= MATERIAL PROVIDED =

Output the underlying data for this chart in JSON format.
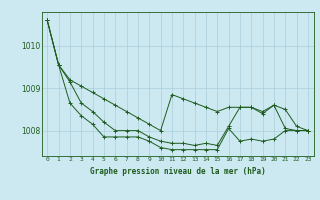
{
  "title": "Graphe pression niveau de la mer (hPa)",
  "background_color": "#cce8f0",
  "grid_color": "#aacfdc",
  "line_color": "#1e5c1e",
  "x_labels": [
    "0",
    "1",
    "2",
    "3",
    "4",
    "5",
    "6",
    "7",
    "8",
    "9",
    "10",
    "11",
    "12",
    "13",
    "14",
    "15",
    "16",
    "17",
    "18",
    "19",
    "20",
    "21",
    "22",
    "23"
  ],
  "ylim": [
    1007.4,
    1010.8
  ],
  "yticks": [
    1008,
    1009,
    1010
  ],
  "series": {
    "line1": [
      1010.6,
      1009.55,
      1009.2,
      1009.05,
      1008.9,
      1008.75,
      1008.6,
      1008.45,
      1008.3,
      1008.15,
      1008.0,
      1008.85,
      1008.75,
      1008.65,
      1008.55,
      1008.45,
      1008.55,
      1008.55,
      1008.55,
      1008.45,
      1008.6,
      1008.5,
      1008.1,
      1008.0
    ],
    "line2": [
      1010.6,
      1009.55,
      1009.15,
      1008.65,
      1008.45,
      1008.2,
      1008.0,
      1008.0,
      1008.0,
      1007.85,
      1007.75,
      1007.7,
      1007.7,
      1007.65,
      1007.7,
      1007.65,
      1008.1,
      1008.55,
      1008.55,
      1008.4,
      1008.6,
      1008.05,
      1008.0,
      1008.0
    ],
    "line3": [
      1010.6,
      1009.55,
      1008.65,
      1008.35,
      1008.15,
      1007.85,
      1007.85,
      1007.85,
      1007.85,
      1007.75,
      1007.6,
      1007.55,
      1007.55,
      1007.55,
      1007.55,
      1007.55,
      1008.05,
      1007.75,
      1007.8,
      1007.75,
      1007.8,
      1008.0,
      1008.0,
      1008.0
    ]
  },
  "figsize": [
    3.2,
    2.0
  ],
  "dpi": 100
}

...

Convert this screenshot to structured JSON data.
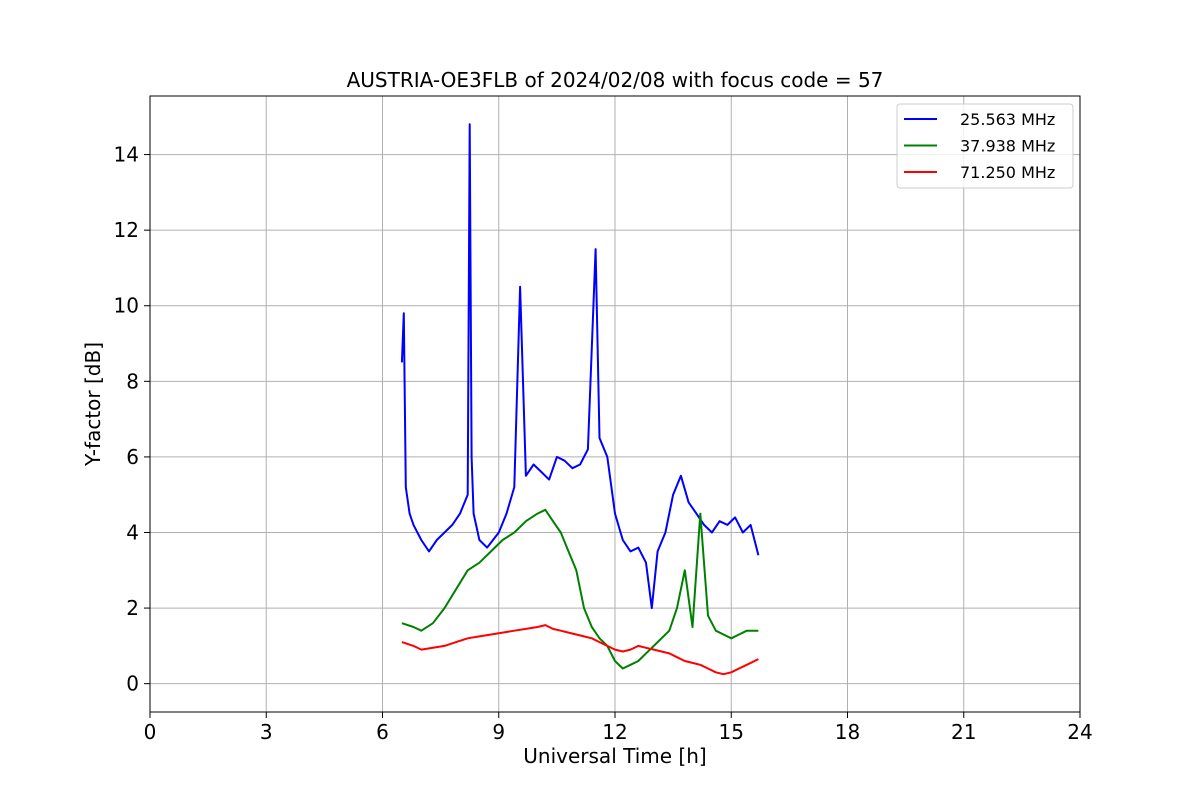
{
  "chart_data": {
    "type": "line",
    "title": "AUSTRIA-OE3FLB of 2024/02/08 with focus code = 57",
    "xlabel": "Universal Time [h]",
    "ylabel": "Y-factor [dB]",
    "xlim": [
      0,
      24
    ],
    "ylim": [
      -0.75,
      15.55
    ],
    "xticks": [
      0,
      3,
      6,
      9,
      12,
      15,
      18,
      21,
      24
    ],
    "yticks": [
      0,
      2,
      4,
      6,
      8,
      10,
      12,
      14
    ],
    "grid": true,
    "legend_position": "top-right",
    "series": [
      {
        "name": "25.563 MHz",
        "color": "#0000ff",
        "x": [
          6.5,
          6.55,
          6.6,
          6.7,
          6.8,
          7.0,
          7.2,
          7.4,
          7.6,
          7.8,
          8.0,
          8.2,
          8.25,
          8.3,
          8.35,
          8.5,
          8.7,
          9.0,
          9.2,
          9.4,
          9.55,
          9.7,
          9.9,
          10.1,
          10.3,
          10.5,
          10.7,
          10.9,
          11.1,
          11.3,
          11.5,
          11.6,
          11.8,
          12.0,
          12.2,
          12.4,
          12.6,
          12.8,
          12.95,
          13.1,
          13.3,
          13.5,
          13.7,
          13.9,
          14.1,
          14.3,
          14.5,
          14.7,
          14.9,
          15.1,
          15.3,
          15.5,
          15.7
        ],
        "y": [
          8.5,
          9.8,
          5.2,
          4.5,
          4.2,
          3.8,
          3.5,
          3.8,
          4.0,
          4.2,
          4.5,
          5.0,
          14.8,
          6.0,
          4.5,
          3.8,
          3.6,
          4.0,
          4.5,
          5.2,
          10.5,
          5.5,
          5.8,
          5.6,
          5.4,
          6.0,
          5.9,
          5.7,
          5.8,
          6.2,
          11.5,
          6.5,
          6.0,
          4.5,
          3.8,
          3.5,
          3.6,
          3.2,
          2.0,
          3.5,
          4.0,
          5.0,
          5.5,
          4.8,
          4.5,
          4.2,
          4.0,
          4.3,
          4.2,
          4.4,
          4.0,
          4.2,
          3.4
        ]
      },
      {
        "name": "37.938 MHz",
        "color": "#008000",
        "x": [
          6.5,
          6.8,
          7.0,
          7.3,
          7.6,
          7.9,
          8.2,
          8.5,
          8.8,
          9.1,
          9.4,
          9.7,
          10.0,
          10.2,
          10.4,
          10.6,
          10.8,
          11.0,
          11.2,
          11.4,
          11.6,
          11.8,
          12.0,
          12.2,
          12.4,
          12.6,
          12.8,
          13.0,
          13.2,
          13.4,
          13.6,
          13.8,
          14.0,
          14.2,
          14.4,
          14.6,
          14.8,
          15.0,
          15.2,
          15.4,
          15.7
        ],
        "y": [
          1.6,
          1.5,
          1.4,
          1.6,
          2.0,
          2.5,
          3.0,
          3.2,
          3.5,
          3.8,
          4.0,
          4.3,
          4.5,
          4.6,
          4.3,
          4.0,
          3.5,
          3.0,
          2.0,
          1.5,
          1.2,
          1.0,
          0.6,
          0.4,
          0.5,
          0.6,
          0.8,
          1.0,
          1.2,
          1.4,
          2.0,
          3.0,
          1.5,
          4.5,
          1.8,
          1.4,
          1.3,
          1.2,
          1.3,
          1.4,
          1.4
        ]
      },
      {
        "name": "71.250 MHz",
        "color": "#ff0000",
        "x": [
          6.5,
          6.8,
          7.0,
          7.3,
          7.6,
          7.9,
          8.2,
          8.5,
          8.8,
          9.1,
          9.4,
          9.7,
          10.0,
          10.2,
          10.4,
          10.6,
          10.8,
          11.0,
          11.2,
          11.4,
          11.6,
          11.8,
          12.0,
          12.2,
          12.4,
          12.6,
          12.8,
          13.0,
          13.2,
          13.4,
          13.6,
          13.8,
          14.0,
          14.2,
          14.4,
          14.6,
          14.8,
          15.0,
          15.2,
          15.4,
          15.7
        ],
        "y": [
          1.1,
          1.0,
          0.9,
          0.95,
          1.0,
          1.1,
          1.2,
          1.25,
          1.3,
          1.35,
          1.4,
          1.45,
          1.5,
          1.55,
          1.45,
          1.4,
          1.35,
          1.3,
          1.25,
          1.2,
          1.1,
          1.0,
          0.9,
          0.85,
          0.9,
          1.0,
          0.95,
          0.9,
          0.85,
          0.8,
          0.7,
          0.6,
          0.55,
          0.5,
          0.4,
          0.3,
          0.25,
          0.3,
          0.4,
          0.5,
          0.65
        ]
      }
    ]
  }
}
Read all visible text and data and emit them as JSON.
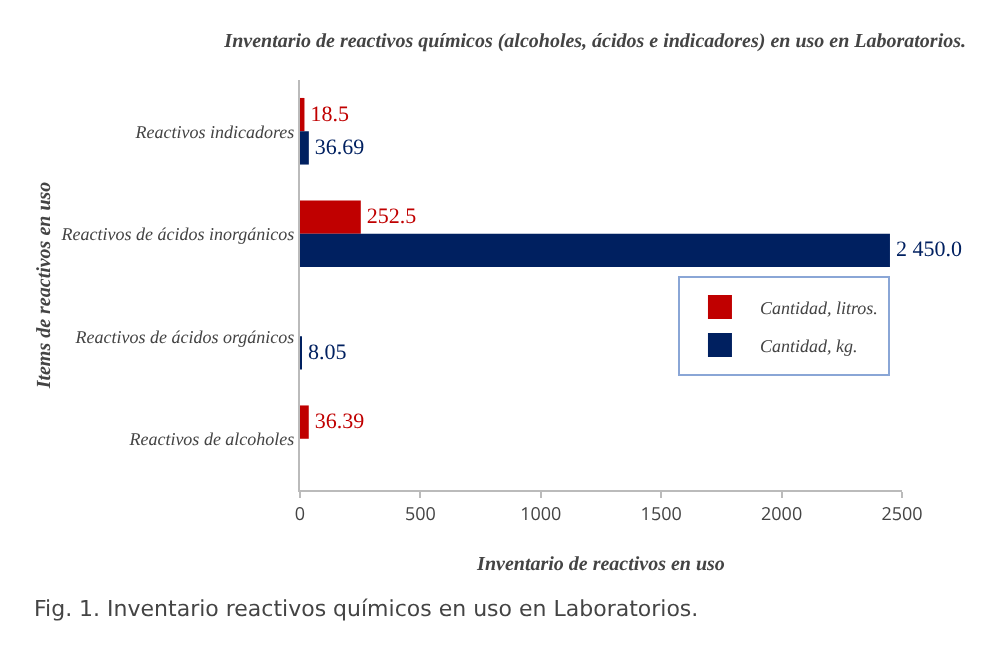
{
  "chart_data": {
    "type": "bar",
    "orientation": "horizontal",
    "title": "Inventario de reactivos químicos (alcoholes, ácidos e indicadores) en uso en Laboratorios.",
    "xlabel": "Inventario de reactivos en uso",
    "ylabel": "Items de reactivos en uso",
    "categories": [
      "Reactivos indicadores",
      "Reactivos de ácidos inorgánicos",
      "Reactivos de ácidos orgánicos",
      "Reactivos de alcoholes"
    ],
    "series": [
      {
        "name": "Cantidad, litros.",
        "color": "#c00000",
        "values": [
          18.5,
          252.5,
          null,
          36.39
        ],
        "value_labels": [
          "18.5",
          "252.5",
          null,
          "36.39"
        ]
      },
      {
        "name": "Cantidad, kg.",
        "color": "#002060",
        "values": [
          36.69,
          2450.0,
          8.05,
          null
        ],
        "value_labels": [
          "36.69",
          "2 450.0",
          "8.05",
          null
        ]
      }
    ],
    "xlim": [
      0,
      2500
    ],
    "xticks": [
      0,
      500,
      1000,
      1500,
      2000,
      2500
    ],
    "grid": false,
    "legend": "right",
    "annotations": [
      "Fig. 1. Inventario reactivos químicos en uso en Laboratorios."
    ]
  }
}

= JOB =
Tally up the lines in the preceding listing that contain the string "ácidos". Respond with the number and nothing else.

= WRITTEN SOLUTION =
3